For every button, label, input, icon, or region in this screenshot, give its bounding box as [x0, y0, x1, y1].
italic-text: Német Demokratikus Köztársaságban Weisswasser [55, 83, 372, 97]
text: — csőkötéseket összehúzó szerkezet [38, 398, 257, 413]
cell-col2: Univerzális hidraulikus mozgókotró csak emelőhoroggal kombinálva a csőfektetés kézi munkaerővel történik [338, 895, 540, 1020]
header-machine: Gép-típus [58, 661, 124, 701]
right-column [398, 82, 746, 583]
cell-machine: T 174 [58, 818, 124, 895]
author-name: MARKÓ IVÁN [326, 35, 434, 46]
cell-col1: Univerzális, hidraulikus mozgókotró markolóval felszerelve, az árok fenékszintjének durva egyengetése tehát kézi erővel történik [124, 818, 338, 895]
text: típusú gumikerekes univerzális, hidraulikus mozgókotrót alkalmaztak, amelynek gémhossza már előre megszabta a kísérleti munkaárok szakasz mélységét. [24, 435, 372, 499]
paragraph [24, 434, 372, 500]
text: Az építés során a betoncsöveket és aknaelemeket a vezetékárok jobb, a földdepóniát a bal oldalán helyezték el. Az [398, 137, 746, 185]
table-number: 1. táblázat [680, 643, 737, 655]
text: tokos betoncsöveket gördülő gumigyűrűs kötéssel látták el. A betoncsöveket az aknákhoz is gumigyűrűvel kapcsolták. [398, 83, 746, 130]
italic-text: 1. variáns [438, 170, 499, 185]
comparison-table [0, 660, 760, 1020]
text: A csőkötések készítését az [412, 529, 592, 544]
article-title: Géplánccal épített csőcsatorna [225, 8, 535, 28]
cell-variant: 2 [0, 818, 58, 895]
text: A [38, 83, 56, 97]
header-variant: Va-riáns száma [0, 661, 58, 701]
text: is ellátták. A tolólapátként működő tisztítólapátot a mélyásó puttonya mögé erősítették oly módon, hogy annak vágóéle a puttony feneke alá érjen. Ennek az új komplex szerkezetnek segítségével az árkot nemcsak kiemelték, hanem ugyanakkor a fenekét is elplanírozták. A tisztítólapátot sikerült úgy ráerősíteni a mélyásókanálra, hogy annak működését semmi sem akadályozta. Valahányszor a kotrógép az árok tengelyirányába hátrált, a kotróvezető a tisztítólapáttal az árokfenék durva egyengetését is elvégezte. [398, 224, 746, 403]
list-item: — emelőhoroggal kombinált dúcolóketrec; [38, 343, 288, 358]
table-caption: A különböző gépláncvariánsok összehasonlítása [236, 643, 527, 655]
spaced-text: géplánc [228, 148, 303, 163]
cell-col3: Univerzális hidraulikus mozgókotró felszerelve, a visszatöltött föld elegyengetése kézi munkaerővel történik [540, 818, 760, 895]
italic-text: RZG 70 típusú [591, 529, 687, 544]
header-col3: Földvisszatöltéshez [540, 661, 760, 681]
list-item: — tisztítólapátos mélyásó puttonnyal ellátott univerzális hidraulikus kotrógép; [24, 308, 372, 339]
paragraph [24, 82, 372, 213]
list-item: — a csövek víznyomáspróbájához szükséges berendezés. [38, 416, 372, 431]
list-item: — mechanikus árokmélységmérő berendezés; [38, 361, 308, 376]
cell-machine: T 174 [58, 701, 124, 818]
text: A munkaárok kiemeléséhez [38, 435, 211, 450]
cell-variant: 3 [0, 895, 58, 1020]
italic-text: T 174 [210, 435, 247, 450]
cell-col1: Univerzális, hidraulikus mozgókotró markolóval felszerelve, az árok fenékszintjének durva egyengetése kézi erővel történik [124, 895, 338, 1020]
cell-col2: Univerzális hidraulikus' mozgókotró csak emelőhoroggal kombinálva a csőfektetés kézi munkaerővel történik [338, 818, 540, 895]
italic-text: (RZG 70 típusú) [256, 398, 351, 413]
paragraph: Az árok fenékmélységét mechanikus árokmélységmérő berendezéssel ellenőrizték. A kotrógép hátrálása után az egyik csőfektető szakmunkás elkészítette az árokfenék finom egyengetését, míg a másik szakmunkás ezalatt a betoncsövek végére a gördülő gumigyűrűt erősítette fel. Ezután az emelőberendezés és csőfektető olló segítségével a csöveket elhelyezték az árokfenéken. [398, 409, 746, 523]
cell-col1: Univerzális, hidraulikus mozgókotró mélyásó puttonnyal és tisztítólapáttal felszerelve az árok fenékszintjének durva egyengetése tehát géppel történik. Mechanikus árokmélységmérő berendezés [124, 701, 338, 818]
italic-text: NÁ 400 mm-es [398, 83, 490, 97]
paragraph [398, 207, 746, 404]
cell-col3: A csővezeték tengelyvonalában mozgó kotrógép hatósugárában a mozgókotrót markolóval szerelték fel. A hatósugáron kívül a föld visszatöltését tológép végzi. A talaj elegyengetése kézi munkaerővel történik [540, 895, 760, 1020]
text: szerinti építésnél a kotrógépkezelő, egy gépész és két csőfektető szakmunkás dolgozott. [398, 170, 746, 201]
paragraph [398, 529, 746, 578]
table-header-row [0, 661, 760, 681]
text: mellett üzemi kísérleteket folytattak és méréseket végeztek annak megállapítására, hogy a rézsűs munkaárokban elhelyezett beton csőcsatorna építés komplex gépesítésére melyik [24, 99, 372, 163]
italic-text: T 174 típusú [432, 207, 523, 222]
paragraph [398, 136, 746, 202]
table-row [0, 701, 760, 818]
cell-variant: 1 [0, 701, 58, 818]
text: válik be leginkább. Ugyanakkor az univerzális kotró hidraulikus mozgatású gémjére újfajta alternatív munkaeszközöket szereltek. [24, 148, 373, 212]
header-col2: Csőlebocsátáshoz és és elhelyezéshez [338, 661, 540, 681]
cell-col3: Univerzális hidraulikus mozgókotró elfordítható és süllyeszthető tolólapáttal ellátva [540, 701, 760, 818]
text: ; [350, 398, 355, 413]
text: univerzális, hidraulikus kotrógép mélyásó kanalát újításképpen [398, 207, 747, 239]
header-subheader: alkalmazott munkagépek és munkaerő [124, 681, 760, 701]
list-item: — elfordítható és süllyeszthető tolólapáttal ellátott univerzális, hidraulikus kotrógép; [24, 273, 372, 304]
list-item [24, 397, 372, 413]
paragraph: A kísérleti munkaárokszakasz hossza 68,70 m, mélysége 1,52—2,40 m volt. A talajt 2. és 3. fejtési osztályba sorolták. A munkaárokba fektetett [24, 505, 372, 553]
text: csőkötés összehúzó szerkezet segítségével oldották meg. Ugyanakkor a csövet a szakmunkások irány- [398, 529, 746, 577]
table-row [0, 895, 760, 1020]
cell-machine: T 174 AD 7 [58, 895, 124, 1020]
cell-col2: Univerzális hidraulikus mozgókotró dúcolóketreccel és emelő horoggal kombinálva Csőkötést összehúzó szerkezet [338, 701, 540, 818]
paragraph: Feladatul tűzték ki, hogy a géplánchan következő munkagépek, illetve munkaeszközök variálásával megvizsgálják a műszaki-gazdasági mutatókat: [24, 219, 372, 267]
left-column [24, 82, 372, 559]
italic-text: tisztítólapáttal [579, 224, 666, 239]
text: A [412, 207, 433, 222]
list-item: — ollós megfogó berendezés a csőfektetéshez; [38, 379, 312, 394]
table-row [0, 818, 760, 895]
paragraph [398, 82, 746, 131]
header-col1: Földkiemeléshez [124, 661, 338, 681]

......

## EXERCISE TASK
Reproduce every line above word for word, in the same order and with every character unchanged.

## WORKED SOLUTION
For every button, label, input, icon, or region in this screenshot, give its bounding box as [x0, y0, x1, y1].
italic-text: Német Demokratikus Köztársaságban Weisswasser [55, 83, 372, 97]
text: — csőkötéseket összehúzó szerkezet [38, 398, 257, 413]
cell-col2: Univerzális hidraulikus mozgókotró csak emelőhoroggal kombinálva a csőfektetés kézi munkaerővel történik [338, 895, 540, 1020]
header-machine: Gép-típus [58, 661, 124, 701]
right-column [398, 82, 746, 583]
cell-machine: T 174 [58, 818, 124, 895]
author-name: MARKÓ IVÁN [326, 35, 434, 46]
cell-col1: Univerzális, hidraulikus mozgókotró markolóval felszerelve, az árok fenékszintjének durva egyengetése tehát kézi erővel történik [124, 818, 338, 895]
text: típusú gumikerekes univerzális, hidraulikus mozgókotrót alkalmaztak, amelynek gémhossza már előre megszabta a kísérleti munkaárok szakasz mélységét. [24, 435, 372, 499]
paragraph [24, 434, 372, 500]
text: Az építés során a betoncsöveket és aknaelemeket a vezetékárok jobb, a földdepóniát a bal oldalán helyezték el. Az [398, 137, 746, 185]
table-number: 1. táblázat [680, 643, 737, 655]
text: tokos betoncsöveket gördülő gumigyűrűs kötéssel látták el. A betoncsöveket az aknákhoz is gumigyűrűvel kapcsolták. [398, 83, 746, 130]
italic-text: 1. variáns [438, 170, 499, 185]
comparison-table [0, 660, 760, 1020]
text: A csőkötések készítését az [412, 529, 592, 544]
article-title: Géplánccal épített csőcsatorna [225, 8, 535, 28]
cell-variant: 2 [0, 818, 58, 895]
text: A [38, 83, 56, 97]
header-variant: Va-riáns száma [0, 661, 58, 701]
text: is ellátták. A tolólapátként működő tisztítólapátot a mélyásó puttonya mögé erősítették oly módon, hogy annak vágóéle a puttony feneke alá érjen. Ennek az új komplex szerkezetnek segítségével az árkot nemcsak kiemelték, hanem ugyanakkor a fenekét is elplanírozták. A tisztítólapátot sikerült úgy ráerősíteni a mélyásókanálra, hogy annak működését semmi sem akadályozta. Valahányszor a kotrógép az árok tengelyirányába hátrált, a kotróvezető a tisztítólapáttal az árokfenék durva egyengetését is elvégezte. [398, 224, 746, 403]
list-item: — emelőhoroggal kombinált dúcolóketrec; [38, 343, 288, 358]
table-caption: A különböző gépláncvariánsok összehasonlítása [236, 643, 527, 655]
spaced-text: géplánc [228, 148, 303, 163]
cell-col3: Univerzális hidraulikus mozgókotró felszerelve, a visszatöltött föld elegyengetése kézi munkaerővel történik [540, 818, 760, 895]
italic-text: RZG 70 típusú [591, 529, 687, 544]
header-col3: Földvisszatöltéshez [540, 661, 760, 681]
list-item: — tisztítólapátos mélyásó puttonnyal ellátott univerzális hidraulikus kotrógép; [24, 308, 372, 339]
paragraph [24, 82, 372, 213]
list-item: — a csövek víznyomáspróbájához szükséges berendezés. [38, 416, 372, 431]
list-item: — mechanikus árokmélységmérő berendezés; [38, 361, 308, 376]
cell-machine: T 174 [58, 701, 124, 818]
text: A munkaárok kiemeléséhez [38, 435, 211, 450]
cell-variant: 3 [0, 895, 58, 1020]
italic-text: T 174 [210, 435, 247, 450]
cell-col1: Univerzális, hidraulikus mozgókotró markolóval felszerelve, az árok fenékszintjének durva egyengetése kézi erővel történik [124, 895, 338, 1020]
cell-col2: Univerzális hidraulikus' mozgókotró csak emelőhoroggal kombinálva a csőfektetés kézi munkaerővel történik [338, 818, 540, 895]
italic-text: (RZG 70 típusú) [256, 398, 351, 413]
paragraph: Az árok fenékmélységét mechanikus árokmélységmérő berendezéssel ellenőrizték. A kotrógép hátrálása után az egyik csőfektető szakmunkás elkészítette az árokfenék finom egyengetését, míg a másik szakmunkás ezalatt a betoncsövek végére a gördülő gumigyűrűt erősítette fel. Ezután az emelőberendezés és csőfektető olló segítségével a csöveket elhelyezték az árokfenéken. [398, 409, 746, 523]
cell-col1: Univerzális, hidraulikus mozgókotró mélyásó puttonnyal és tisztítólapáttal felszerelve az árok fenékszintjének durva egyengetése tehát géppel történik. Mechanikus árokmélységmérő berendezés [124, 701, 338, 818]
italic-text: NÁ 400 mm-es [398, 83, 490, 97]
paragraph [398, 207, 746, 404]
cell-col3: A csővezeték tengelyvonalában mozgó kotrógép hatósugárában a mozgókotrót markolóval szerelték fel. A hatósugáron kívül a föld visszatöltését tológép végzi. A talaj elegyengetése kézi munkaerővel történik [540, 895, 760, 1020]
text: szerinti építésnél a kotrógépkezelő, egy gépész és két csőfektető szakmunkás dolgozott. [398, 170, 746, 201]
paragraph [398, 529, 746, 578]
table-header-row [0, 661, 760, 681]
text: mellett üzemi kísérleteket folytattak és méréseket végeztek annak megállapítására, hogy a rézsűs munkaárokban elhelyezett beton csőcsatorna építés komplex gépesítésére melyik [24, 99, 372, 163]
italic-text: T 174 típusú [432, 207, 523, 222]
paragraph [398, 136, 746, 202]
table-row [0, 701, 760, 818]
cell-variant: 1 [0, 701, 58, 818]
text: válik be leginkább. Ugyanakkor az univerzális kotró hidraulikus mozgatású gémjére újfajta alternatív munkaeszközöket szereltek. [24, 148, 373, 212]
header-col2: Csőlebocsátáshoz és és elhelyezéshez [338, 661, 540, 681]
cell-col3: Univerzális hidraulikus mozgókotró elfordítható és süllyeszthető tolólapáttal ellátva [540, 701, 760, 818]
text: ; [350, 398, 355, 413]
text: univerzális, hidraulikus kotrógép mélyásó kanalát újításképpen [398, 207, 747, 239]
header-subheader: alkalmazott munkagépek és munkaerő [124, 681, 760, 701]
list-item: — elfordítható és süllyeszthető tolólapáttal ellátott univerzális, hidraulikus kotrógép; [24, 273, 372, 304]
list-item [24, 397, 372, 413]
paragraph: A kísérleti munkaárokszakasz hossza 68,70 m, mélysége 1,52—2,40 m volt. A talajt 2. és 3. fejtési osztályba sorolták. A munkaárokba fektetett [24, 505, 372, 553]
text: csőkötés összehúzó szerkezet segítségével oldották meg. Ugyanakkor a csövet a szakmunkások irány- [398, 529, 746, 577]
table-row [0, 895, 760, 1020]
cell-machine: T 174 AD 7 [58, 895, 124, 1020]
cell-col2: Univerzális hidraulikus mozgókotró dúcolóketreccel és emelő horoggal kombinálva Csőkötést összehúzó szerkezet [338, 701, 540, 818]
paragraph: Feladatul tűzték ki, hogy a géplánchan következő munkagépek, illetve munkaeszközök variálásával megvizsgálják a műszaki-gazdasági mutatókat: [24, 219, 372, 267]
left-column [24, 82, 372, 559]
italic-text: tisztítólapáttal [579, 224, 666, 239]
text: A [412, 207, 433, 222]
list-item: — ollós megfogó berendezés a csőfektetéshez; [38, 379, 312, 394]
table-row [0, 818, 760, 895]
paragraph [398, 82, 746, 131]
header-col1: Földkiemeléshez [124, 661, 338, 681]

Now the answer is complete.